◆ **Description of the task**
Filter out everything except lines holding "Dimension".

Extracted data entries
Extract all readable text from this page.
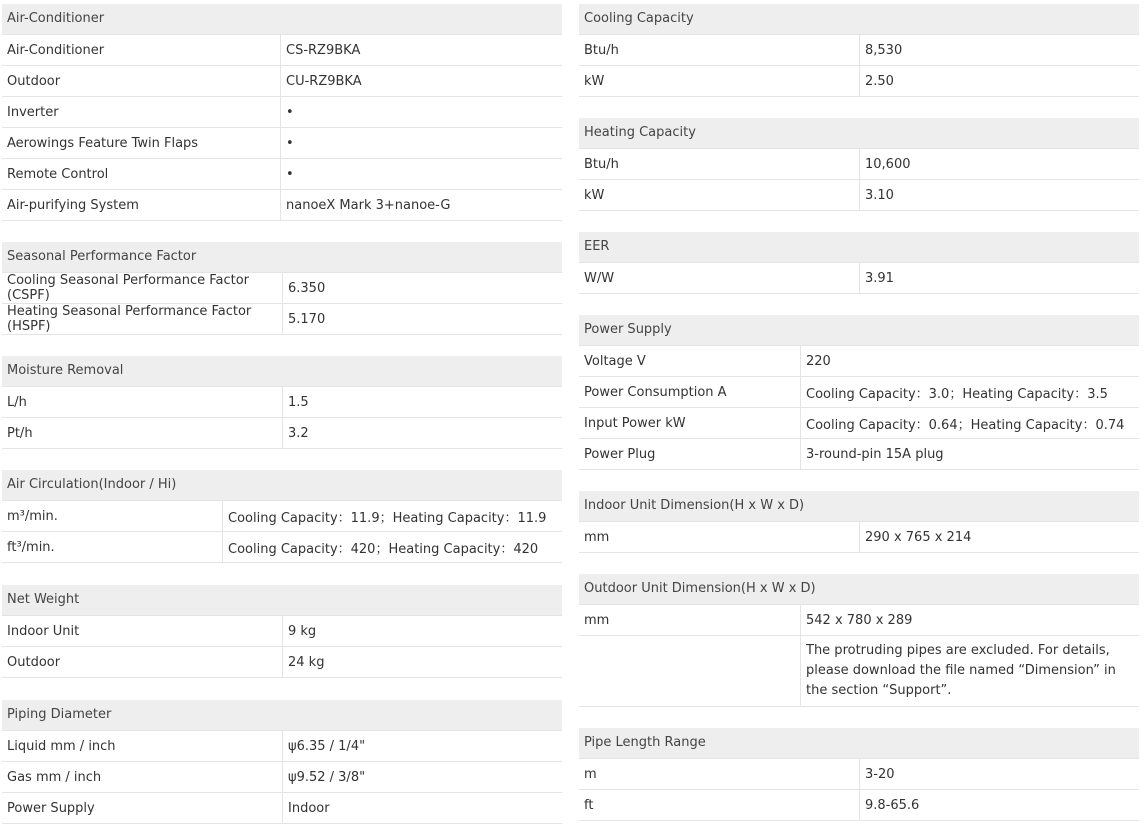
Air-Conditioner
Air-Conditioner	CS-RZ9BKA
Outdoor	CU-RZ9BKA
Inverter	•
Aerowings Feature Twin Flaps	•
Remote Control	•
Air-purifying System	nanoeX Mark 3+nanoe-G
Seasonal Performance Factor
Cooling Seasonal Performance Factor (CSPF)	6.350
Heating Seasonal Performance Factor (HSPF)	5.170
Moisture Removal
L/h	1.5
Pt/h	3.2
Air Circulation(Indoor / Hi)
m³/min.	Cooling Capacity：11.9；Heating Capacity：11.9
ft³/min.	Cooling Capacity：420；Heating Capacity：420
Net Weight
Indoor Unit	9 kg
Outdoor	24 kg
Piping Diameter
Liquid mm / inch	ψ6.35 / 1/4"
Gas mm / inch	ψ9.52 / 3/8"
Power Supply	Indoor
Cooling Capacity
Btu/h	8,530
kW	2.50
Heating Capacity
Btu/h	10,600
kW	3.10
EER
W/W	3.91
Power Supply
Voltage V	220
Power Consumption A	Cooling Capacity：3.0；Heating Capacity：3.5
Input Power kW	Cooling Capacity：0.64；Heating Capacity：0.74
Power Plug	3-round-pin 15A plug
Indoor Unit Dimension(H x W x D)
mm	290 x 765 x 214
Outdoor Unit Dimension(H x W x D)
mm	542 x 780 x 289
The protruding pipes are excluded. For details, please download the file named “Dimension” in the section “Support”.
Pipe Length Range
m	3-20
ft	9.8-65.6
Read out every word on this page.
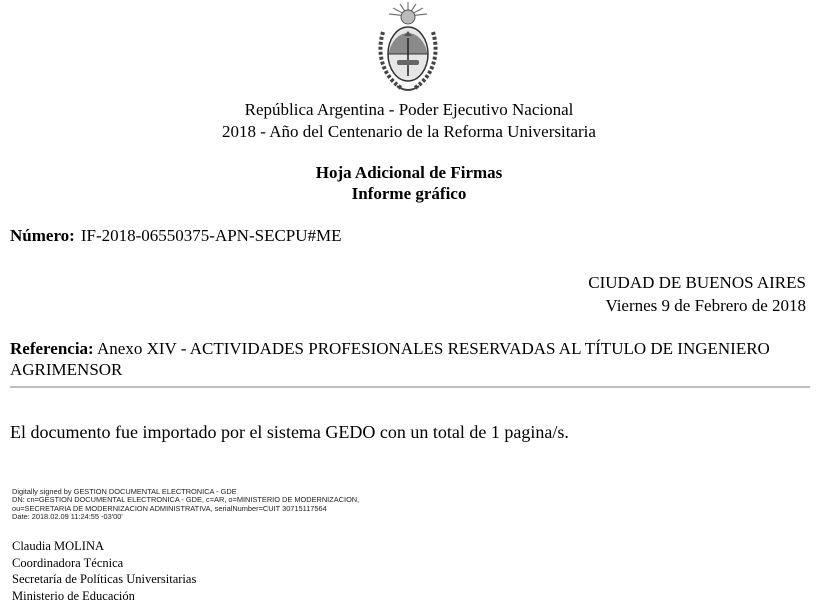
República Argentina - Poder Ejecutivo Nacional
2018 - Año del Centenario de la Reforma Universitaria
Hoja Adicional de Firmas
Informe gráfico
Número: IF-2018-06550375-APN-SECPU#ME
CIUDAD DE BUENOS AIRES
Viernes 9 de Febrero de 2018
Referencia: Anexo XIV - ACTIVIDADES PROFESIONALES RESERVADAS AL TÍTULO DE INGENIERO AGRIMENSOR
El documento fue importado por el sistema GEDO con un total de 1 pagina/s.
Digitally signed by GESTION DOCUMENTAL ELECTRONICA - GDE
DN: cn=GESTION DOCUMENTAL ELECTRONICA - GDE, c=AR, o=MINISTERIO DE MODERNIZACION,
ou=SECRETARIA DE MODERNIZACION ADMINISTRATIVA, serialNumber=CUIT 30715117564
Date: 2018.02.09 11:24:55 -03'00'
Claudia MOLINA
Coordinadora Técnica
Secretaría de Políticas Universitarias
Ministerio de Educación
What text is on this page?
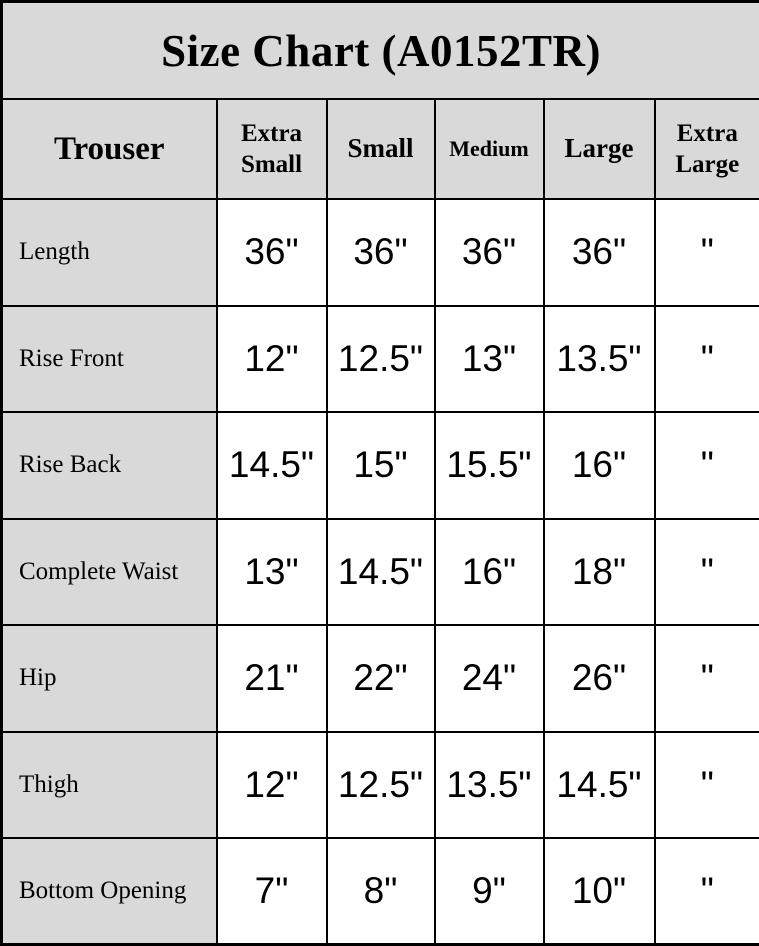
Size Chart (A0152TR)					
Trouser	Extra Small	Small	Medium	Large	Extra Large
Length	36"	36"	36"	36"	"
Rise Front	12"	12.5"	13"	13.5"	"
Rise Back	14.5"	15"	15.5"	16"	"
Complete Waist	13"	14.5"	16"	18"	"
Hip	21"	22"	24"	26"	"
Thigh	12"	12.5"	13.5"	14.5"	"
Bottom Opening	7"	8"	9"	10"	"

◆ **Output for this exercise**
Indoor Unit Dimension(H x W x D)
Outdoor Unit Dimension(H x W x D)
The protruding pipes are excluded. For details, please download the file named “Dimension” in the section “Support”.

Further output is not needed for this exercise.